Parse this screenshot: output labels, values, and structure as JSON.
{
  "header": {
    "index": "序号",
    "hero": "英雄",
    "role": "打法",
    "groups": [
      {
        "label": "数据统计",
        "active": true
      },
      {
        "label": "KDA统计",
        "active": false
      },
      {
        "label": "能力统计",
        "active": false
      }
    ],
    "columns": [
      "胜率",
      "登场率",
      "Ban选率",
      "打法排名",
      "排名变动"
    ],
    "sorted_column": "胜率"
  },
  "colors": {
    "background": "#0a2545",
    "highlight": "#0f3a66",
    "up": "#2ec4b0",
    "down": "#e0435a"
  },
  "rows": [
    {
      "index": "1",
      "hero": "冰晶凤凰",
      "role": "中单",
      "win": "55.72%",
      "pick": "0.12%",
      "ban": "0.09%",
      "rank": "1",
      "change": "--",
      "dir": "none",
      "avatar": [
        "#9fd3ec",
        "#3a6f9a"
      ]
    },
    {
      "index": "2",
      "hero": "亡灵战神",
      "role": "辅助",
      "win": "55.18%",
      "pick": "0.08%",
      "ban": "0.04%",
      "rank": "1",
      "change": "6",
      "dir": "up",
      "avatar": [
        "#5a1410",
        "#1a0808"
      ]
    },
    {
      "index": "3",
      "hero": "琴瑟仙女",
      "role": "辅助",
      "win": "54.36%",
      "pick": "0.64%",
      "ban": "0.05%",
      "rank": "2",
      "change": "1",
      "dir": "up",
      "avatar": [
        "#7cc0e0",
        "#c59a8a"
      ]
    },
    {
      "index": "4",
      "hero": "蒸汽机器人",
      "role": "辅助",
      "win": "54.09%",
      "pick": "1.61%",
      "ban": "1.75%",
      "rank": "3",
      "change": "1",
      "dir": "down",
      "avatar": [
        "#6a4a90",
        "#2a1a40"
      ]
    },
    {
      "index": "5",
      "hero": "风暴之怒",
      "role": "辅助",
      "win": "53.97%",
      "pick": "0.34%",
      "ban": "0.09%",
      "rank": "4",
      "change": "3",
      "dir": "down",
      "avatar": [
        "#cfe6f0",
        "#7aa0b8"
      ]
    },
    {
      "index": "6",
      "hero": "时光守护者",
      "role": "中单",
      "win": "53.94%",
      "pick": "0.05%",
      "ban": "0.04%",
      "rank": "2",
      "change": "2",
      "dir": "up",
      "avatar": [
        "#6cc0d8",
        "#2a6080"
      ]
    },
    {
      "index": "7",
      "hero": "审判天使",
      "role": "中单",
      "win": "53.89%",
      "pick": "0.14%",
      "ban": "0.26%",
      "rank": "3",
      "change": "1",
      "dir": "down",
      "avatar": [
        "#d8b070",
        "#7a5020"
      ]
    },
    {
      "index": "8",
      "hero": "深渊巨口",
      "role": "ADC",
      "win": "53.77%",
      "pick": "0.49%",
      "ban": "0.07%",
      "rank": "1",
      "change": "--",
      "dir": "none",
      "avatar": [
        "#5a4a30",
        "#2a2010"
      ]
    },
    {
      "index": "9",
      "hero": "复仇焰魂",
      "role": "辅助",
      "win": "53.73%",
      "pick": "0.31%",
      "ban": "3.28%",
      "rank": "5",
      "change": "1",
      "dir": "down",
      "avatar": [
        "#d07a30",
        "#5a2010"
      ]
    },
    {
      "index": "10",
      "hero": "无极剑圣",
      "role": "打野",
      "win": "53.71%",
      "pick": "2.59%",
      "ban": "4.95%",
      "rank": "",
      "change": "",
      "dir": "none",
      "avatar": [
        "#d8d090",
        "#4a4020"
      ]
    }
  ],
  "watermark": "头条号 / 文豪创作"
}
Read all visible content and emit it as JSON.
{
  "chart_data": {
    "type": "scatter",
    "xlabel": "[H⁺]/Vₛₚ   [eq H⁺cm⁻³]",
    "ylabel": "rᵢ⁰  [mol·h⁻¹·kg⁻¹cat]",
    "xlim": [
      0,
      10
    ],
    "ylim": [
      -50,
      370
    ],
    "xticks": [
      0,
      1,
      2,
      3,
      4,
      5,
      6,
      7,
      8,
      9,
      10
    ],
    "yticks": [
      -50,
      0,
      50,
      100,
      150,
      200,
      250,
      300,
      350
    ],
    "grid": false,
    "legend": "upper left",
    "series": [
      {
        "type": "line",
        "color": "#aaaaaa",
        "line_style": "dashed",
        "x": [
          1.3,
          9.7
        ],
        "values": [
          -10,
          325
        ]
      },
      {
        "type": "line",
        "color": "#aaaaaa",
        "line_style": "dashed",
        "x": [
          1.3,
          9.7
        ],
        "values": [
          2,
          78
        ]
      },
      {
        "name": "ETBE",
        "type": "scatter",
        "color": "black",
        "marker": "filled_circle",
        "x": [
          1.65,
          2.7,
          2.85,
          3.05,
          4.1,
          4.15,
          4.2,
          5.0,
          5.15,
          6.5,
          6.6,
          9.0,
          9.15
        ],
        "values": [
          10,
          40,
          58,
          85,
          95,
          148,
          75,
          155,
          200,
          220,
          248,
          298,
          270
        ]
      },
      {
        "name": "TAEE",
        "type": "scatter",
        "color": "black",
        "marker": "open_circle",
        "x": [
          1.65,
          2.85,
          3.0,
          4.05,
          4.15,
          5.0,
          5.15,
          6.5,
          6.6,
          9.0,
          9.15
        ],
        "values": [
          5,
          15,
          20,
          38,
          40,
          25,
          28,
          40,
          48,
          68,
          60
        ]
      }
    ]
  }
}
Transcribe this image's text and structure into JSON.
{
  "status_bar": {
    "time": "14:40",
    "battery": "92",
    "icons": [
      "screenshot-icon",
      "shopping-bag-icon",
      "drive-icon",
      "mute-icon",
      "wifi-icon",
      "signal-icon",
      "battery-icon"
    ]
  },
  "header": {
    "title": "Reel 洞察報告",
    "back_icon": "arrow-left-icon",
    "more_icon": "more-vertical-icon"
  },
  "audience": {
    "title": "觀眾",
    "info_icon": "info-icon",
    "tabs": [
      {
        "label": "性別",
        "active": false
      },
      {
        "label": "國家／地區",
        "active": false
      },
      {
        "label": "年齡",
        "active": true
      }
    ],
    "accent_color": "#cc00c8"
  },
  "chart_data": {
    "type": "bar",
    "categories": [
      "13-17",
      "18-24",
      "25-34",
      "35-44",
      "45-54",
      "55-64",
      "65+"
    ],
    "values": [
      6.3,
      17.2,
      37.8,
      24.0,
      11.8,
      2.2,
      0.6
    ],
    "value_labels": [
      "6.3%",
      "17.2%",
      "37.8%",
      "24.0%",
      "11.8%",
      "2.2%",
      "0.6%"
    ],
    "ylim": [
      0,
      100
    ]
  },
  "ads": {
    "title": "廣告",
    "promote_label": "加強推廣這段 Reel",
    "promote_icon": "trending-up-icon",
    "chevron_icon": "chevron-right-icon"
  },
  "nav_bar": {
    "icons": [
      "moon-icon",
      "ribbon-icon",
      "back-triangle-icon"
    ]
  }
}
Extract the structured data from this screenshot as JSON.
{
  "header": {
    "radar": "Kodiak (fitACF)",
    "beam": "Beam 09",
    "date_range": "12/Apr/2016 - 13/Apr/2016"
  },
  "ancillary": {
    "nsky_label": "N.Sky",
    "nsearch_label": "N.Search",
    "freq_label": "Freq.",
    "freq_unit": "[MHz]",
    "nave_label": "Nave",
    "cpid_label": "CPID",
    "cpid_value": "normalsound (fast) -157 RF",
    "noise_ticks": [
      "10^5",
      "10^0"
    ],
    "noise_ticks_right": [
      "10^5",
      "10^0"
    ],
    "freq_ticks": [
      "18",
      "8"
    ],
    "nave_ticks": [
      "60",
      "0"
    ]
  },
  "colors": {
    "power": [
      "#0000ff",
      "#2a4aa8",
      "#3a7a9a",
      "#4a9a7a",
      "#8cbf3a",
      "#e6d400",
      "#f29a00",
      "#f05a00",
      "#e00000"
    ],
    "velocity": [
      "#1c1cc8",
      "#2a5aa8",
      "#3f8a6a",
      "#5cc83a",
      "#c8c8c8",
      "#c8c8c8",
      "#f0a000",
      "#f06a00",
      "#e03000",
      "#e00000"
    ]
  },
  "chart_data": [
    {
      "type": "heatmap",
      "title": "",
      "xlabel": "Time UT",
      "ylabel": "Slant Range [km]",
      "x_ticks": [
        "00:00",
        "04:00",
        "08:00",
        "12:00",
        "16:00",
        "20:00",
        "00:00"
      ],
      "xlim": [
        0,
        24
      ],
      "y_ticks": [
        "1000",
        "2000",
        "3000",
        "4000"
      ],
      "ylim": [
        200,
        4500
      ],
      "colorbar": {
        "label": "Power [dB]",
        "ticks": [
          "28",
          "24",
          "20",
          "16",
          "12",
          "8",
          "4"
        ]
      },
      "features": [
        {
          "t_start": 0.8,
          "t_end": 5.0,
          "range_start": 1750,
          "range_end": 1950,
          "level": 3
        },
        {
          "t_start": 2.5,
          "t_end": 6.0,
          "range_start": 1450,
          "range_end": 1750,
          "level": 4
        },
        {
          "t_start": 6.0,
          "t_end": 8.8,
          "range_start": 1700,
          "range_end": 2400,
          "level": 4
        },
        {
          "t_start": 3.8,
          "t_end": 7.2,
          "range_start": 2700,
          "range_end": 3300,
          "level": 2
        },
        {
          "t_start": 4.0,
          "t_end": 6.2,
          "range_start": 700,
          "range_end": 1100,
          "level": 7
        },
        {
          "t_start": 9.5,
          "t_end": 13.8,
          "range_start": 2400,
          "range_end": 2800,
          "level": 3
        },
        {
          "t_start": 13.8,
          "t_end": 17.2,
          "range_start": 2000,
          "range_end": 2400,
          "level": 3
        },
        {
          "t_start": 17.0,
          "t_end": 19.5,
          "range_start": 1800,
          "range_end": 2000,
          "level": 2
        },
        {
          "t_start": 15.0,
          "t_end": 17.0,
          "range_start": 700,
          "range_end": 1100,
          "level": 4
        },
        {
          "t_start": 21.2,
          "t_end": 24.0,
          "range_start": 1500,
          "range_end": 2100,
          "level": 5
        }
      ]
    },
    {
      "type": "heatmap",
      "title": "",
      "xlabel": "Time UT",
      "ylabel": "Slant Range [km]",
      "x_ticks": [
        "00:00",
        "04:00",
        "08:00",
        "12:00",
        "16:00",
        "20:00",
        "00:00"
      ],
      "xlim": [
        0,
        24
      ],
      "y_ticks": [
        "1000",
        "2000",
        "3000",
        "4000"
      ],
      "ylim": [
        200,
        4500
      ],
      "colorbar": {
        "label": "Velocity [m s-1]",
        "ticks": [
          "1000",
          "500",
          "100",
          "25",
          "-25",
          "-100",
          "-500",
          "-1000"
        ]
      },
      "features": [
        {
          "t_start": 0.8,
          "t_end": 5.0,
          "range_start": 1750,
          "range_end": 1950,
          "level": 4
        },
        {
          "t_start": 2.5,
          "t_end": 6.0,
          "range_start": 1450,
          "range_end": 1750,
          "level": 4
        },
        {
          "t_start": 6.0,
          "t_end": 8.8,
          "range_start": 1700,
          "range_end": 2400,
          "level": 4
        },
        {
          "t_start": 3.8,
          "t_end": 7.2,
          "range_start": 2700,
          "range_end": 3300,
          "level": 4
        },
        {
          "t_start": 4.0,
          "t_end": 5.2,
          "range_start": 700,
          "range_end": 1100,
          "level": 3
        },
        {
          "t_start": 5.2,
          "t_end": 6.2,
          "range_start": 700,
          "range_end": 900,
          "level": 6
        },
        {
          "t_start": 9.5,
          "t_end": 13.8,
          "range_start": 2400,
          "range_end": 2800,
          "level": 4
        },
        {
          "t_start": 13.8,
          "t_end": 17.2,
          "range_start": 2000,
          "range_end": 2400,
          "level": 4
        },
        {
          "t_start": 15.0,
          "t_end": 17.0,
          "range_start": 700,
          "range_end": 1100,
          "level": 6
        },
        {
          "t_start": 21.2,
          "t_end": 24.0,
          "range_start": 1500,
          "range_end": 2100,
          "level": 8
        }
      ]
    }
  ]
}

···

▶ _Prompt_: Check every line of the records above for the string "JSON" and say how many contain it, giving the number alone.

▶ _Output for this exercise_: 4